Directive: Please output the entries below from the line that contains "What data populates" through the final line, reproduced exactly and alone.

>> start Input

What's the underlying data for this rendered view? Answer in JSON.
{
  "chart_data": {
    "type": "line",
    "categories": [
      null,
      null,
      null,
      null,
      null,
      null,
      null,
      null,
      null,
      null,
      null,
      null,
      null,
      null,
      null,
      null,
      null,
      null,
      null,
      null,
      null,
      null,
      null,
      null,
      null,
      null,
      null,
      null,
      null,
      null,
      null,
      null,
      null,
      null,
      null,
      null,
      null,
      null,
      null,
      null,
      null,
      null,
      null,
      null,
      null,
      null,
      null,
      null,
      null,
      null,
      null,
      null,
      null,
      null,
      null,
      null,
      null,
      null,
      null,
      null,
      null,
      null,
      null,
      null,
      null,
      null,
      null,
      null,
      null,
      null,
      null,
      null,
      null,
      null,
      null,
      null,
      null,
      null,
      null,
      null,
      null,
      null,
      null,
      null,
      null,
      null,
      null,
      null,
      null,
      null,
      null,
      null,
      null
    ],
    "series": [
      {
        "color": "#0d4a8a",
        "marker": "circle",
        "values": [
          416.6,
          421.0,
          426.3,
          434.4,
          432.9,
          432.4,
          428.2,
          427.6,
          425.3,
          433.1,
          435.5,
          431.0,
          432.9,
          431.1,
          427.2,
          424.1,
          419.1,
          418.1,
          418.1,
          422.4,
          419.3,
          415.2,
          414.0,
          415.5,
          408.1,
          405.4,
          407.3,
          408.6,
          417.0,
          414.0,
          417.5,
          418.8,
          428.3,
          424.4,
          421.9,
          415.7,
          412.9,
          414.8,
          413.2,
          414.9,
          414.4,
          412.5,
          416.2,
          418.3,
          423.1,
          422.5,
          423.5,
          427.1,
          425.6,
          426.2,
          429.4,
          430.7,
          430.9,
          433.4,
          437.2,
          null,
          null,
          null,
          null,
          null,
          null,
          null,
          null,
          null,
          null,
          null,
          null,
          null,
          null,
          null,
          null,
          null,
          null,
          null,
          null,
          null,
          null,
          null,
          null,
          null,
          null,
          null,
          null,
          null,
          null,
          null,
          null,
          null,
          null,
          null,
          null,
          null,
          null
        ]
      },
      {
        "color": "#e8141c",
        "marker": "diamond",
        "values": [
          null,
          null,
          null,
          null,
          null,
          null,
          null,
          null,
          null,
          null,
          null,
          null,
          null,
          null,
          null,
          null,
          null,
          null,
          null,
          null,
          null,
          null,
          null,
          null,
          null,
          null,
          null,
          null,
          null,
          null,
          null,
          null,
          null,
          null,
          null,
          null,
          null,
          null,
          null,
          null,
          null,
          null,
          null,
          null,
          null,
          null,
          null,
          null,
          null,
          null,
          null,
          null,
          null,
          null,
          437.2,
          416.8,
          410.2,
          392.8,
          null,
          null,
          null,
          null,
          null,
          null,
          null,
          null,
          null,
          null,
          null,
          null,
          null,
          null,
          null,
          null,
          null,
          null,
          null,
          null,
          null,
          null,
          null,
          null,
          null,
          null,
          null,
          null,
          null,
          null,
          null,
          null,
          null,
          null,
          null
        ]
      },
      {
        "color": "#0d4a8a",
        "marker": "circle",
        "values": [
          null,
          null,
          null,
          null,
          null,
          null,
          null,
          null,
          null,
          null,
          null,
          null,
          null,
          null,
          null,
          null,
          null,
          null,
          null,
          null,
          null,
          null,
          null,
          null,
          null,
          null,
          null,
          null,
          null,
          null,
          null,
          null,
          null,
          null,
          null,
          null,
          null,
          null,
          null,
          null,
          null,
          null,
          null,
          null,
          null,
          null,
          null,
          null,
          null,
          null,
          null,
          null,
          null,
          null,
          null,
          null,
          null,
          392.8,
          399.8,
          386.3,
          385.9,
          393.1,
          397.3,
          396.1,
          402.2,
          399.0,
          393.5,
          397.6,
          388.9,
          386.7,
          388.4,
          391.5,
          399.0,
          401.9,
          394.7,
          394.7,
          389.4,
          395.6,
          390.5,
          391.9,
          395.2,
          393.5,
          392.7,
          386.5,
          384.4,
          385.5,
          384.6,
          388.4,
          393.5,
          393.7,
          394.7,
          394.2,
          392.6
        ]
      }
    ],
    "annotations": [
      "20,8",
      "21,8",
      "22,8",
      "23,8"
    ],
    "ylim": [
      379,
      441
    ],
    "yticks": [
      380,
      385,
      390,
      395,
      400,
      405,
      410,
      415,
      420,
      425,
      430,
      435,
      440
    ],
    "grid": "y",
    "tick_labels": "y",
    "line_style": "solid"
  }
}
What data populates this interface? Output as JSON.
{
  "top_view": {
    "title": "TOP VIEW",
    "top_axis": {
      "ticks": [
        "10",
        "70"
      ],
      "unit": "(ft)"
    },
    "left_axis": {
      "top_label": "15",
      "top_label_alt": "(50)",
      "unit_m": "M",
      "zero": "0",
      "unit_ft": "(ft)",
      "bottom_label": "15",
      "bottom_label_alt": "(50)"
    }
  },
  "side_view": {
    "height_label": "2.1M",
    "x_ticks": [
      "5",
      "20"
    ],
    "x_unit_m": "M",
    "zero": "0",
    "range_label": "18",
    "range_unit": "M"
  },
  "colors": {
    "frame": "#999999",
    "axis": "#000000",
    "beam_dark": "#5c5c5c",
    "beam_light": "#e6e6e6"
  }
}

>> end Input

Full answer:
What data populates this interface? Output as JSON.
{
  "top_view": {
    "title": "TOP VIEW",
    "top_axis": {
      "ticks": [
        "10",
        "70"
      ],
      "unit": "(ft)"
    },
    "left_axis": {
      "top_label": "15",
      "top_label_alt": "(50)",
      "unit_m": "M",
      "zero": "0",
      "unit_ft": "(ft)",
      "bottom_label": "15",
      "bottom_label_alt": "(50)"
    }
  },
  "side_view": {
    "height_label": "2.1M",
    "x_ticks": [
      "5",
      "20"
    ],
    "x_unit_m": "M",
    "zero": "0",
    "range_label": "18",
    "range_unit": "M"
  },
  "colors": {
    "frame": "#999999",
    "axis": "#000000",
    "beam_dark": "#5c5c5c",
    "beam_light": "#e6e6e6"
  }
}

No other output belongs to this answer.